→ **Challenge**
Count how many lines in this material contain "upgrade". The answer is that number alone.

Collected data entries

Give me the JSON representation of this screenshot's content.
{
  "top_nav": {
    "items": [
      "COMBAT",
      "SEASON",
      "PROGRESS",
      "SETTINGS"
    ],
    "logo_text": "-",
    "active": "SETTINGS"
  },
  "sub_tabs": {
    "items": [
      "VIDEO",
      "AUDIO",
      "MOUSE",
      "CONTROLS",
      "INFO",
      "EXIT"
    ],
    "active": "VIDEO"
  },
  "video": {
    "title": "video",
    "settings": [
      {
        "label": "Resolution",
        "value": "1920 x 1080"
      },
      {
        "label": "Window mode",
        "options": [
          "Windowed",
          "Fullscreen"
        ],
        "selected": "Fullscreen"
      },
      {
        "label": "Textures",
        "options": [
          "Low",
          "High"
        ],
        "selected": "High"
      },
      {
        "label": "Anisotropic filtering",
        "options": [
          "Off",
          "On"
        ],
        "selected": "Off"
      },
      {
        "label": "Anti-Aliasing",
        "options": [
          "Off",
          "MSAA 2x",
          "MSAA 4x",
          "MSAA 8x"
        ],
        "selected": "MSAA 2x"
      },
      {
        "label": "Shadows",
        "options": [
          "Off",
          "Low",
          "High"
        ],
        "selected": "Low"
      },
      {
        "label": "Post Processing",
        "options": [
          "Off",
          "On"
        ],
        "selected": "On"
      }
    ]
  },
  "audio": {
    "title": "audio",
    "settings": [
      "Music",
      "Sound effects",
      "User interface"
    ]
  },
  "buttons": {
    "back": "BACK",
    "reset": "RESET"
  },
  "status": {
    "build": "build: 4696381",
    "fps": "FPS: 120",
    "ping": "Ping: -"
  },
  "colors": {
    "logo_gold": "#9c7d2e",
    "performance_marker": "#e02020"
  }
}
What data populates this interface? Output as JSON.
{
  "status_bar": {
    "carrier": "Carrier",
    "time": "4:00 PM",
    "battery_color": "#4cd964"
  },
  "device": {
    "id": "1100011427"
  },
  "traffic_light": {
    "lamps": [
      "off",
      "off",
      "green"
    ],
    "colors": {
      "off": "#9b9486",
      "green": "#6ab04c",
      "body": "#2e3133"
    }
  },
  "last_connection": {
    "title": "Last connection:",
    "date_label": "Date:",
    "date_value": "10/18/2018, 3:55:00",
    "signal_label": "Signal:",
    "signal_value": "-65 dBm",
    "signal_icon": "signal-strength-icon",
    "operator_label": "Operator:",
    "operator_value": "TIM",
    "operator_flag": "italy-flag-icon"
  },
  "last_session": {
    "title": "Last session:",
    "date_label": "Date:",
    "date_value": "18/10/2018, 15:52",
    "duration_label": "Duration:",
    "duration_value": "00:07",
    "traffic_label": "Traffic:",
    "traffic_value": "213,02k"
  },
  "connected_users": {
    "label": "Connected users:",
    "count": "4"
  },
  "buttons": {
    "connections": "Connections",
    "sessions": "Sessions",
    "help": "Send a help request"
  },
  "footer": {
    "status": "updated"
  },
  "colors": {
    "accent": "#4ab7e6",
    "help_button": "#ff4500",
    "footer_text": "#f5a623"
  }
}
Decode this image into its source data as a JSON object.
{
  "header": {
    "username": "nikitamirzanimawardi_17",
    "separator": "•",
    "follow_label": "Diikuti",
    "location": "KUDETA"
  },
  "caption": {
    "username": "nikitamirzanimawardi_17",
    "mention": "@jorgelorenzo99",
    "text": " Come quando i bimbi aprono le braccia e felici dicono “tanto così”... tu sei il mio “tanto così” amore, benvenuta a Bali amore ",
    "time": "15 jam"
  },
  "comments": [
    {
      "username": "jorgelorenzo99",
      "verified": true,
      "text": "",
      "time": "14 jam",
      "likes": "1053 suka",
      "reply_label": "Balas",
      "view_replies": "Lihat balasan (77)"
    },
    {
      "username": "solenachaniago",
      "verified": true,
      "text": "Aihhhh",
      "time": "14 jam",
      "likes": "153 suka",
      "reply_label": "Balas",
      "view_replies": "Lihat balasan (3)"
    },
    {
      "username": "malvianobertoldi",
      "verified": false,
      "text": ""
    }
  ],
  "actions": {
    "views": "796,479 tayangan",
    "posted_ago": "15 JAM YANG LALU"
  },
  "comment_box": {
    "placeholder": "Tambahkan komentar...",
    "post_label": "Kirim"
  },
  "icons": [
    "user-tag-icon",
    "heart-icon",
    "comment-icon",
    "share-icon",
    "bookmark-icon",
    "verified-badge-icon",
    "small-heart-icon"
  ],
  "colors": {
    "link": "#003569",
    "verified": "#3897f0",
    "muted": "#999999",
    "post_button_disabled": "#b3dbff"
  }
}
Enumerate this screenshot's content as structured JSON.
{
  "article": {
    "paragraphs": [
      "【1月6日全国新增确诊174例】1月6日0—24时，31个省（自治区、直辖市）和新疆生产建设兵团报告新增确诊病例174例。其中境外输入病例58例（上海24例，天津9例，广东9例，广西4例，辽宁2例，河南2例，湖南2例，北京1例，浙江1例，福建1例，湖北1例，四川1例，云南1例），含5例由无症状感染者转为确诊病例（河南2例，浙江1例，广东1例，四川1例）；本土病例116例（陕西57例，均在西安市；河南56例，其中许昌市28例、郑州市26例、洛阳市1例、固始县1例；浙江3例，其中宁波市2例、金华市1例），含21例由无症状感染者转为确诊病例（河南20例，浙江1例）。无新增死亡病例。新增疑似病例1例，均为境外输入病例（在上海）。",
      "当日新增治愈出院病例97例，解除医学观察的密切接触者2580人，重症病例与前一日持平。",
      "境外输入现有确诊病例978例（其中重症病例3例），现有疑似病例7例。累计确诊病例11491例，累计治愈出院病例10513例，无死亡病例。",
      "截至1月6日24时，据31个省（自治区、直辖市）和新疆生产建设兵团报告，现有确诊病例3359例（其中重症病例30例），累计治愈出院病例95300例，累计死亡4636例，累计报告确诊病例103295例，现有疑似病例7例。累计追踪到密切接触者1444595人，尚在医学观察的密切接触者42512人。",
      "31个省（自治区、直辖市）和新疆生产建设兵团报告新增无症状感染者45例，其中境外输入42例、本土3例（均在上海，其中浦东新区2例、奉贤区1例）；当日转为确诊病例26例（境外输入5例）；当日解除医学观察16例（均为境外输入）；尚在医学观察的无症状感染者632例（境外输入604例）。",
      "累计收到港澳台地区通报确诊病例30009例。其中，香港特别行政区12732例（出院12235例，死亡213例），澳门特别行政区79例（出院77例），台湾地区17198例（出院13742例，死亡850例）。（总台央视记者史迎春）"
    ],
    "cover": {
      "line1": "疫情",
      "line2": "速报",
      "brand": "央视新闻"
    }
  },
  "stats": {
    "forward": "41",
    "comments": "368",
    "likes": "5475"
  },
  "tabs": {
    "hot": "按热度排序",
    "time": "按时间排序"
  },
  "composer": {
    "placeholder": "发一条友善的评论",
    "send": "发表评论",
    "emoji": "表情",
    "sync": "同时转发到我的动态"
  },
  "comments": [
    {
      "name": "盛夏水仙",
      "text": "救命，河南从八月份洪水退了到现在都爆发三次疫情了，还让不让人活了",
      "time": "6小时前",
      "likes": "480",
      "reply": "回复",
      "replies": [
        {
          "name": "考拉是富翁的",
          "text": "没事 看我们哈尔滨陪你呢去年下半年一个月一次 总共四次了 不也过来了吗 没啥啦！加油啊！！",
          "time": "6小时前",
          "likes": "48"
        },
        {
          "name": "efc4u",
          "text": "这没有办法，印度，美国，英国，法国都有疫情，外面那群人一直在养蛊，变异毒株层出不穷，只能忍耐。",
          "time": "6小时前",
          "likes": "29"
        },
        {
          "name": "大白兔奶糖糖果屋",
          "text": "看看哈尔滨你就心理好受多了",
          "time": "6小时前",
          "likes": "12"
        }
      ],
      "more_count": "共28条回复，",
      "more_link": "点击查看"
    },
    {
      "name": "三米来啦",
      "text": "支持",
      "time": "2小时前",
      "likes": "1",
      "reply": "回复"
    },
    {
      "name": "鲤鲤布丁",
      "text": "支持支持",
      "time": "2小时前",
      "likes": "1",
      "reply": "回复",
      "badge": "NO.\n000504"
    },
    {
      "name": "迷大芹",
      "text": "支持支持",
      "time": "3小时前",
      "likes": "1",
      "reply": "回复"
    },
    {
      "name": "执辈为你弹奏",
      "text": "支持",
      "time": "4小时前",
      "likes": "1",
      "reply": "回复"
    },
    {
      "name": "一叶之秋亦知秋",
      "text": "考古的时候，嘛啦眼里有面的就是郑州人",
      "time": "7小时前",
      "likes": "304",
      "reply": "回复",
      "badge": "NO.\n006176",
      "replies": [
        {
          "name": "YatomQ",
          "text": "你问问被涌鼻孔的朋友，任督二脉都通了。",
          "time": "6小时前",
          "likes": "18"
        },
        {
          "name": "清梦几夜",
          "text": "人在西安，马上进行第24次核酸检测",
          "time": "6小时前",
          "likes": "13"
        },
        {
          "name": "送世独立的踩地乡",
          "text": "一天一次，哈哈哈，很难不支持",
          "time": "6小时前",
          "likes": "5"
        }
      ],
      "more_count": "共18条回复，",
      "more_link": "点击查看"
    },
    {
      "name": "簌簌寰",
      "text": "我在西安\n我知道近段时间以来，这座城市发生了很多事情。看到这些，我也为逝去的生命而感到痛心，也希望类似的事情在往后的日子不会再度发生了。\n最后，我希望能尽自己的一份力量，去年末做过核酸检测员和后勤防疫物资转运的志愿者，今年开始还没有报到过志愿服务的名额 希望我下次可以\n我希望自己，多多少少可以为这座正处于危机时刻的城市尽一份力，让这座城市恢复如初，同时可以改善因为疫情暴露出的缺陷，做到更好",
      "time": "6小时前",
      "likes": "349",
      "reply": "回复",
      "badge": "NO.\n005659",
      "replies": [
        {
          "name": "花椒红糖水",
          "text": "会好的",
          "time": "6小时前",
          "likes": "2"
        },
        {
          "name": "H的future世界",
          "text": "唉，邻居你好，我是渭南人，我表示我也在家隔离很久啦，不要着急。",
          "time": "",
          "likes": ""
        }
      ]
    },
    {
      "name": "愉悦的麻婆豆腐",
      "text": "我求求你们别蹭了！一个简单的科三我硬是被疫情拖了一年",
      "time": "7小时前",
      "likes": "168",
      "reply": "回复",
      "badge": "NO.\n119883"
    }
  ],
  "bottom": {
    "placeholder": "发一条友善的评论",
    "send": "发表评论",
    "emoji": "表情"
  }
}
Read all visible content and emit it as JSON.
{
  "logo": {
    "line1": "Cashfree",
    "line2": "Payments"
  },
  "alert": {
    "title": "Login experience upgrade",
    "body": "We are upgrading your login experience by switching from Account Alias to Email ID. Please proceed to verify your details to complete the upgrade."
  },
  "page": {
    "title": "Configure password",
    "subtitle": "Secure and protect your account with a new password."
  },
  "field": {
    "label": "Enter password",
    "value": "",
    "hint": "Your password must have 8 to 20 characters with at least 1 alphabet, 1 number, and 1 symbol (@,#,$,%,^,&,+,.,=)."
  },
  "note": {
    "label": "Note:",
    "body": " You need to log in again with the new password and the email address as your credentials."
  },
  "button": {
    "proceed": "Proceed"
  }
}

→ **Written response**
2